ACTIVITY:
Every record is to be printed exactly as it appears.

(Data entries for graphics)
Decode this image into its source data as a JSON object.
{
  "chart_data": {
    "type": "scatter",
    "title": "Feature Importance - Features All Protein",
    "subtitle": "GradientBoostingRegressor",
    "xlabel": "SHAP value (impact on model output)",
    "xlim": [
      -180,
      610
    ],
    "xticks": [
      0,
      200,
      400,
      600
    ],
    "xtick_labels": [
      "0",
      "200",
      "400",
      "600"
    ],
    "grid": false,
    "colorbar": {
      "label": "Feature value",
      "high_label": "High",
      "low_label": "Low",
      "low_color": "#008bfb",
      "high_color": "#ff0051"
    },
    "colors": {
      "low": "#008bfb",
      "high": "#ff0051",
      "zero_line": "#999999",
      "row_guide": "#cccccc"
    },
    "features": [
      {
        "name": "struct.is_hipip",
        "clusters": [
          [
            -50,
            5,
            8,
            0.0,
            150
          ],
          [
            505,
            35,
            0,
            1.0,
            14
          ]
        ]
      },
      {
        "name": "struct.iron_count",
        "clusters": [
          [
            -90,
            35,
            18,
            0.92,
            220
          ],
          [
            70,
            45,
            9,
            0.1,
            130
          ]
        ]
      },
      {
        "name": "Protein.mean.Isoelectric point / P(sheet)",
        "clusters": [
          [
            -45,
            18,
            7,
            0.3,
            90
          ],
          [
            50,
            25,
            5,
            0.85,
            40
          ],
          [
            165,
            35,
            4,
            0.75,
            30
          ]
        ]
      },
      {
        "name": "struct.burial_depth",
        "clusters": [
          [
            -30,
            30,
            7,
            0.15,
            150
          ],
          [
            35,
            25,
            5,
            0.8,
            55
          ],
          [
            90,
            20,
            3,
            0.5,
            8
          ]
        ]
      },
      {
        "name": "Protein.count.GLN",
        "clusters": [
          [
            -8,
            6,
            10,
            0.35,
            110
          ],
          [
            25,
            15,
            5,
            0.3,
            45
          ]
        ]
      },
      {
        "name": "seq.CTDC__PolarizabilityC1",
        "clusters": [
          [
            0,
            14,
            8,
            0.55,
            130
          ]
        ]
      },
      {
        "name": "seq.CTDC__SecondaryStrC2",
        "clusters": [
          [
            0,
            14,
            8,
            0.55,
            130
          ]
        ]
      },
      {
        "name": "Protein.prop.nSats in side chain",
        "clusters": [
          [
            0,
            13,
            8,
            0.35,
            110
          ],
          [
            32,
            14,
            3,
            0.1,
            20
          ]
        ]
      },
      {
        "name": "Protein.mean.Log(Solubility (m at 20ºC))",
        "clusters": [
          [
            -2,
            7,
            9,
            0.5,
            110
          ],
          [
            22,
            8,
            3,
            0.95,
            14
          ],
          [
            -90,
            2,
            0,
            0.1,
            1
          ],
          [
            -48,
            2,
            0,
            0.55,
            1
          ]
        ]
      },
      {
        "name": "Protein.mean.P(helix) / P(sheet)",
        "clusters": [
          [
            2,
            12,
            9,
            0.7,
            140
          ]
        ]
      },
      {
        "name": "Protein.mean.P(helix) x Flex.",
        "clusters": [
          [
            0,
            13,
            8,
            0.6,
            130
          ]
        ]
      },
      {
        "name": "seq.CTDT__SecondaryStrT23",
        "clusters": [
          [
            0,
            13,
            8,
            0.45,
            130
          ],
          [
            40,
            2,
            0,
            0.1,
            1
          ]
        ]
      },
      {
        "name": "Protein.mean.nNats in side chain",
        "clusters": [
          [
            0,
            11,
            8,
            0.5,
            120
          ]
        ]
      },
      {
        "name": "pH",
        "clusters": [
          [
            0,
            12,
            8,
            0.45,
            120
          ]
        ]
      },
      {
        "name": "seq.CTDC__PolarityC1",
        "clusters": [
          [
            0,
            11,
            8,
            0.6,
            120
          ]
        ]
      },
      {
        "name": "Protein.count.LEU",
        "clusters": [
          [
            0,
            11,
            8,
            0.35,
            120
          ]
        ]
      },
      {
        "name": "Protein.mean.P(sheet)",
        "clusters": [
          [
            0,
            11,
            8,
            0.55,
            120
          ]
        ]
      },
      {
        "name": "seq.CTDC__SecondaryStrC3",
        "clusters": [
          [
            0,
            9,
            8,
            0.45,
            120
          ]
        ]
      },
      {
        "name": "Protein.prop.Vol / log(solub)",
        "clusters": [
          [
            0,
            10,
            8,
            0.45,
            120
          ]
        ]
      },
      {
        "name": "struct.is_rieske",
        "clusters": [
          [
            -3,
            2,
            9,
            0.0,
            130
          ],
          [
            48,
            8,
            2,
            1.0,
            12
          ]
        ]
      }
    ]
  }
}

ANSWER SPACE:
Decode this image into its source data as a JSON object.
{
  "chart_data": {
    "type": "scatter",
    "title": "Feature Importance - Features All Protein",
    "subtitle": "GradientBoostingRegressor",
    "xlabel": "SHAP value (impact on model output)",
    "xlim": [
      -180,
      610
    ],
    "xticks": [
      0,
      200,
      400,
      600
    ],
    "xtick_labels": [
      "0",
      "200",
      "400",
      "600"
    ],
    "grid": false,
    "colorbar": {
      "label": "Feature value",
      "high_label": "High",
      "low_label": "Low",
      "low_color": "#008bfb",
      "high_color": "#ff0051"
    },
    "colors": {
      "low": "#008bfb",
      "high": "#ff0051",
      "zero_line": "#999999",
      "row_guide": "#cccccc"
    },
    "features": [
      {
        "name": "struct.is_hipip",
        "clusters": [
          [
            -50,
            5,
            8,
            0.0,
            150
          ],
          [
            505,
            35,
            0,
            1.0,
            14
          ]
        ]
      },
      {
        "name": "struct.iron_count",
        "clusters": [
          [
            -90,
            35,
            18,
            0.92,
            220
          ],
          [
            70,
            45,
            9,
            0.1,
            130
          ]
        ]
      },
      {
        "name": "Protein.mean.Isoelectric point / P(sheet)",
        "clusters": [
          [
            -45,
            18,
            7,
            0.3,
            90
          ],
          [
            50,
            25,
            5,
            0.85,
            40
          ],
          [
            165,
            35,
            4,
            0.75,
            30
          ]
        ]
      },
      {
        "name": "struct.burial_depth",
        "clusters": [
          [
            -30,
            30,
            7,
            0.15,
            150
          ],
          [
            35,
            25,
            5,
            0.8,
            55
          ],
          [
            90,
            20,
            3,
            0.5,
            8
          ]
        ]
      },
      {
        "name": "Protein.count.GLN",
        "clusters": [
          [
            -8,
            6,
            10,
            0.35,
            110
          ],
          [
            25,
            15,
            5,
            0.3,
            45
          ]
        ]
      },
      {
        "name": "seq.CTDC__PolarizabilityC1",
        "clusters": [
          [
            0,
            14,
            8,
            0.55,
            130
          ]
        ]
      },
      {
        "name": "seq.CTDC__SecondaryStrC2",
        "clusters": [
          [
            0,
            14,
            8,
            0.55,
            130
          ]
        ]
      },
      {
        "name": "Protein.prop.nSats in side chain",
        "clusters": [
          [
            0,
            13,
            8,
            0.35,
            110
          ],
          [
            32,
            14,
            3,
            0.1,
            20
          ]
        ]
      },
      {
        "name": "Protein.mean.Log(Solubility (m at 20ºC))",
        "clusters": [
          [
            -2,
            7,
            9,
            0.5,
            110
          ],
          [
            22,
            8,
            3,
            0.95,
            14
          ],
          [
            -90,
            2,
            0,
            0.1,
            1
          ],
          [
            -48,
            2,
            0,
            0.55,
            1
          ]
        ]
      },
      {
        "name": "Protein.mean.P(helix) / P(sheet)",
        "clusters": [
          [
            2,
            12,
            9,
            0.7,
            140
          ]
        ]
      },
      {
        "name": "Protein.mean.P(helix) x Flex.",
        "clusters": [
          [
            0,
            13,
            8,
            0.6,
            130
          ]
        ]
      },
      {
        "name": "seq.CTDT__SecondaryStrT23",
        "clusters": [
          [
            0,
            13,
            8,
            0.45,
            130
          ],
          [
            40,
            2,
            0,
            0.1,
            1
          ]
        ]
      },
      {
        "name": "Protein.mean.nNats in side chain",
        "clusters": [
          [
            0,
            11,
            8,
            0.5,
            120
          ]
        ]
      },
      {
        "name": "pH",
        "clusters": [
          [
            0,
            12,
            8,
            0.45,
            120
          ]
        ]
      },
      {
        "name": "seq.CTDC__PolarityC1",
        "clusters": [
          [
            0,
            11,
            8,
            0.6,
            120
          ]
        ]
      },
      {
        "name": "Protein.count.LEU",
        "clusters": [
          [
            0,
            11,
            8,
            0.35,
            120
          ]
        ]
      },
      {
        "name": "Protein.mean.P(sheet)",
        "clusters": [
          [
            0,
            11,
            8,
            0.55,
            120
          ]
        ]
      },
      {
        "name": "seq.CTDC__SecondaryStrC3",
        "clusters": [
          [
            0,
            9,
            8,
            0.45,
            120
          ]
        ]
      },
      {
        "name": "Protein.prop.Vol / log(solub)",
        "clusters": [
          [
            0,
            10,
            8,
            0.45,
            120
          ]
        ]
      },
      {
        "name": "struct.is_rieske",
        "clusters": [
          [
            -3,
            2,
            9,
            0.0,
            130
          ],
          [
            48,
            8,
            2,
            1.0,
            12
          ]
        ]
      }
    ]
  }
}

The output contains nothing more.